(Dataset excerpt)
◇ ◇ ◇ ◇ ◇ ◇ ◇

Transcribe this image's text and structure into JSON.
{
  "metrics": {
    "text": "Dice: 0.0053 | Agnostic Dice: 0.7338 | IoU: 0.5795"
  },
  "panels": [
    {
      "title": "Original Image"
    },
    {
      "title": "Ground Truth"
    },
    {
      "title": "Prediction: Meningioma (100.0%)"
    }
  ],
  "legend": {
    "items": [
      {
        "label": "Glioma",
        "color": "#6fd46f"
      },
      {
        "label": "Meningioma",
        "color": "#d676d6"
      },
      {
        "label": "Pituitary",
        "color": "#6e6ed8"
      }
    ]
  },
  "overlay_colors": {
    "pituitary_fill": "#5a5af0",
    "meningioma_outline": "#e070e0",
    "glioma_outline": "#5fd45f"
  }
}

◇ ◇ ◇ ◇ ◇ ◇ ◇

EXERCISE AIM -> Reproduce the material above exactly; please quote every line of it.

THE COMPLETED TASK ->
Transcribe this image's text and structure into JSON.
{
  "metrics": {
    "text": "Dice: 0.0053 | Agnostic Dice: 0.7338 | IoU: 0.5795"
  },
  "panels": [
    {
      "title": "Original Image"
    },
    {
      "title": "Ground Truth"
    },
    {
      "title": "Prediction: Meningioma (100.0%)"
    }
  ],
  "legend": {
    "items": [
      {
        "label": "Glioma",
        "color": "#6fd46f"
      },
      {
        "label": "Meningioma",
        "color": "#d676d6"
      },
      {
        "label": "Pituitary",
        "color": "#6e6ed8"
      }
    ]
  },
  "overlay_colors": {
    "pituitary_fill": "#5a5af0",
    "meningioma_outline": "#e070e0",
    "glioma_outline": "#5fd45f"
  }
}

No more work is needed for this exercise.